EXERCISE AIM:
Return all of the entries exactly, with nothing added or left out.

--

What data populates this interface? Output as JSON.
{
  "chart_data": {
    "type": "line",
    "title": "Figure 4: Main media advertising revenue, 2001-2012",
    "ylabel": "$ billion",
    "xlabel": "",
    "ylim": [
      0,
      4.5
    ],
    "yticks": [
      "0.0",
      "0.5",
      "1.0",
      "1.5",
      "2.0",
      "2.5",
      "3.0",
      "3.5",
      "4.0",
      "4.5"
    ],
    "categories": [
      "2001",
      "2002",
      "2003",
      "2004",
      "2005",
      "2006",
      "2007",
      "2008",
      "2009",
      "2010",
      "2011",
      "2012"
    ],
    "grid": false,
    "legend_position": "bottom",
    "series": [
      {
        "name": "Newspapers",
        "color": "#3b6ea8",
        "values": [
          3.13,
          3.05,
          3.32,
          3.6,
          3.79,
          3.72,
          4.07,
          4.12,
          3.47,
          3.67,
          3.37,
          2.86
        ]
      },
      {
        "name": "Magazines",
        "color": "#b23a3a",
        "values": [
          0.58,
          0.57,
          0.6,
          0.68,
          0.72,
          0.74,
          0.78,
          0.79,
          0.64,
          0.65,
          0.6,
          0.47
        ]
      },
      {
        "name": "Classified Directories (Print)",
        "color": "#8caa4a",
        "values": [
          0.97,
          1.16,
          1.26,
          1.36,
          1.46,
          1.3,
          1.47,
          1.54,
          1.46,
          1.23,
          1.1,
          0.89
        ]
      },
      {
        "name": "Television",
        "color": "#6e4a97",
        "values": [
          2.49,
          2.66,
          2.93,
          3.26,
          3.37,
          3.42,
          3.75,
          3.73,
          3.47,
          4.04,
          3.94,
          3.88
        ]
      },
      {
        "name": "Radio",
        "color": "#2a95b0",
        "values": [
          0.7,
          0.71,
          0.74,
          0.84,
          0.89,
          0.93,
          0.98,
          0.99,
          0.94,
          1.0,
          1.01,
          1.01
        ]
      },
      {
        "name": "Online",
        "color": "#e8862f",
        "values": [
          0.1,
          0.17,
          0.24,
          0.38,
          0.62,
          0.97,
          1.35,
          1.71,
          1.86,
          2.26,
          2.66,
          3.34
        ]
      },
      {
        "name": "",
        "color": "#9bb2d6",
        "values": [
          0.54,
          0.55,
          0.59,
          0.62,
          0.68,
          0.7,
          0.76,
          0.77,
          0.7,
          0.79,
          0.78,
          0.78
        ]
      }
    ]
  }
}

--

WORKED SOLUTION:
What data populates this interface? Output as JSON.
{
  "chart_data": {
    "type": "line",
    "title": "Figure 4: Main media advertising revenue, 2001-2012",
    "ylabel": "$ billion",
    "xlabel": "",
    "ylim": [
      0,
      4.5
    ],
    "yticks": [
      "0.0",
      "0.5",
      "1.0",
      "1.5",
      "2.0",
      "2.5",
      "3.0",
      "3.5",
      "4.0",
      "4.5"
    ],
    "categories": [
      "2001",
      "2002",
      "2003",
      "2004",
      "2005",
      "2006",
      "2007",
      "2008",
      "2009",
      "2010",
      "2011",
      "2012"
    ],
    "grid": false,
    "legend_position": "bottom",
    "series": [
      {
        "name": "Newspapers",
        "color": "#3b6ea8",
        "values": [
          3.13,
          3.05,
          3.32,
          3.6,
          3.79,
          3.72,
          4.07,
          4.12,
          3.47,
          3.67,
          3.37,
          2.86
        ]
      },
      {
        "name": "Magazines",
        "color": "#b23a3a",
        "values": [
          0.58,
          0.57,
          0.6,
          0.68,
          0.72,
          0.74,
          0.78,
          0.79,
          0.64,
          0.65,
          0.6,
          0.47
        ]
      },
      {
        "name": "Classified Directories (Print)",
        "color": "#8caa4a",
        "values": [
          0.97,
          1.16,
          1.26,
          1.36,
          1.46,
          1.3,
          1.47,
          1.54,
          1.46,
          1.23,
          1.1,
          0.89
        ]
      },
      {
        "name": "Television",
        "color": "#6e4a97",
        "values": [
          2.49,
          2.66,
          2.93,
          3.26,
          3.37,
          3.42,
          3.75,
          3.73,
          3.47,
          4.04,
          3.94,
          3.88
        ]
      },
      {
        "name": "Radio",
        "color": "#2a95b0",
        "values": [
          0.7,
          0.71,
          0.74,
          0.84,
          0.89,
          0.93,
          0.98,
          0.99,
          0.94,
          1.0,
          1.01,
          1.01
        ]
      },
      {
        "name": "Online",
        "color": "#e8862f",
        "values": [
          0.1,
          0.17,
          0.24,
          0.38,
          0.62,
          0.97,
          1.35,
          1.71,
          1.86,
          2.26,
          2.66,
          3.34
        ]
      },
      {
        "name": "",
        "color": "#9bb2d6",
        "values": [
          0.54,
          0.55,
          0.59,
          0.62,
          0.68,
          0.7,
          0.76,
          0.77,
          0.7,
          0.79,
          0.78,
          0.78
        ]
      }
    ]
  }
}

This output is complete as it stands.